Dataset excerpts
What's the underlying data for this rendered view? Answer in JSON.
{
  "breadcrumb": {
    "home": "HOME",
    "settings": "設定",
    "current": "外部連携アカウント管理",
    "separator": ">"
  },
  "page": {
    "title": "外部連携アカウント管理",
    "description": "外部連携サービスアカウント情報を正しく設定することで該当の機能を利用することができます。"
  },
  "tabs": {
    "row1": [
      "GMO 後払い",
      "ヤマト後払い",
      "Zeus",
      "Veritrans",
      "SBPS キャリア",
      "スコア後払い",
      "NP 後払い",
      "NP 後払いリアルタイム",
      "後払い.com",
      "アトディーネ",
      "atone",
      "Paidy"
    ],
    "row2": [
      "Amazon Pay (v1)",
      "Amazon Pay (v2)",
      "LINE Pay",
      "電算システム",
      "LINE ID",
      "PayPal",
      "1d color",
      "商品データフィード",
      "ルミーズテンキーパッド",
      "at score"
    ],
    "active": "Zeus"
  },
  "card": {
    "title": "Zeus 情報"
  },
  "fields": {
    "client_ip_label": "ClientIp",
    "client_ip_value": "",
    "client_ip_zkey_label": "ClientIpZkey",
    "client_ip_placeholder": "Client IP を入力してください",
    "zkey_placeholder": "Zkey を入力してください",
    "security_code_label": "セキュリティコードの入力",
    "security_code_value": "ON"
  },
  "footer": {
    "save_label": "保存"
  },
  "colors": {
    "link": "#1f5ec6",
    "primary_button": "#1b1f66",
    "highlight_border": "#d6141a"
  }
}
==
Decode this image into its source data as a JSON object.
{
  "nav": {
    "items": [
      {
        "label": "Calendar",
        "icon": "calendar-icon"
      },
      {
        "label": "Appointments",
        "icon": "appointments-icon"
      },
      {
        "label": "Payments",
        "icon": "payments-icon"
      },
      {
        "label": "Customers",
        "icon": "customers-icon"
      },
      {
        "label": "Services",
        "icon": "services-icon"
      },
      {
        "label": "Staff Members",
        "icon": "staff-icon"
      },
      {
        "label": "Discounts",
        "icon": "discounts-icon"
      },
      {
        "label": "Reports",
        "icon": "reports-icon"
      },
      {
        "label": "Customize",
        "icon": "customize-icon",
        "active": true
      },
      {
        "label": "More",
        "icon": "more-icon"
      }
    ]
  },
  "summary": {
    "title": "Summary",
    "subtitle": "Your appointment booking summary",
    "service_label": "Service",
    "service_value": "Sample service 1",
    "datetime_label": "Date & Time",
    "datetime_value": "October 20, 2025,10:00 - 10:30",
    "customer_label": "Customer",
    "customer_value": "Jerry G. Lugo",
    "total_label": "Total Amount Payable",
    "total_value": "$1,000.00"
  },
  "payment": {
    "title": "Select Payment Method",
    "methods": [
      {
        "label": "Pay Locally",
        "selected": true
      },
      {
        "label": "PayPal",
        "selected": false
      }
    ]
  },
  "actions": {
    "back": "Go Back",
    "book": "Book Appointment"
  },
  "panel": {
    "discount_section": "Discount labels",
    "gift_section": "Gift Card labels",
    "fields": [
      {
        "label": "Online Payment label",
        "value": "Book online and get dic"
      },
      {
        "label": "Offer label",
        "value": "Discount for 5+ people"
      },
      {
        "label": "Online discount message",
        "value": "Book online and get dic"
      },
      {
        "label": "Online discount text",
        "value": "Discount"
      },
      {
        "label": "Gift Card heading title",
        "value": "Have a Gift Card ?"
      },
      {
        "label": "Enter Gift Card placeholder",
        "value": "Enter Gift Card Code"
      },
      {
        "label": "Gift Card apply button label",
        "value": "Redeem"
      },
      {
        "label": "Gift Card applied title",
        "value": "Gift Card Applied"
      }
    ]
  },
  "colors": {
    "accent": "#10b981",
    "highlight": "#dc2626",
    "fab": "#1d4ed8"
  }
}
--
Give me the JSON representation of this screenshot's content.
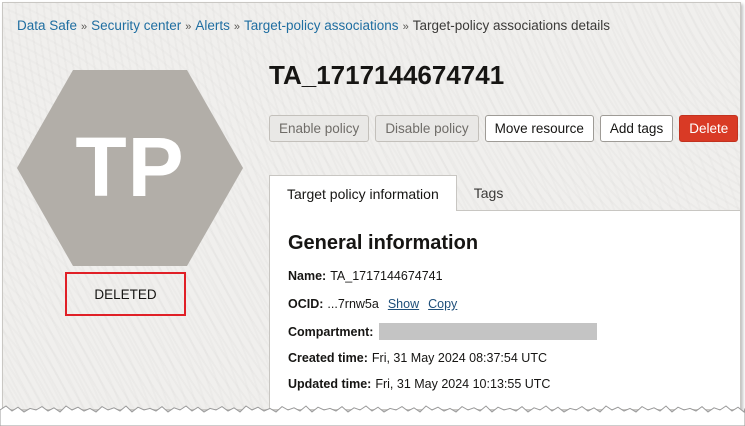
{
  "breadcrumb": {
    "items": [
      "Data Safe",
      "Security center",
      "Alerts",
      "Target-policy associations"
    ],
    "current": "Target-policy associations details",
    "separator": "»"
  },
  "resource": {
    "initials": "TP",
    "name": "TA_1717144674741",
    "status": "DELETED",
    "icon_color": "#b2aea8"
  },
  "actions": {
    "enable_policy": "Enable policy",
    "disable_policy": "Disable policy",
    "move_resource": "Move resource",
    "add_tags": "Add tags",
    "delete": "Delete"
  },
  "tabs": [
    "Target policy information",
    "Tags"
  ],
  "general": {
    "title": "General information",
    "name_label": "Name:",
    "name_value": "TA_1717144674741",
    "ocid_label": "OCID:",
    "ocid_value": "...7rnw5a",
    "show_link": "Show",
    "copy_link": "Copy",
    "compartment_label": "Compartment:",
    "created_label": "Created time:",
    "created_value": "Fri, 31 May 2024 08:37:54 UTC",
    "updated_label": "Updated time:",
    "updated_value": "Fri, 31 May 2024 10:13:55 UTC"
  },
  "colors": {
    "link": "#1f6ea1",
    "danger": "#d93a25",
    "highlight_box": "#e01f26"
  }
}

**Set problem**
Copy each line of the preceding data that contains the string "を入力してください".

**The completed task**
    "client_ip_placeholder": "Client IP を入力してください",
    "zkey_placeholder": "Zkey を入力してください",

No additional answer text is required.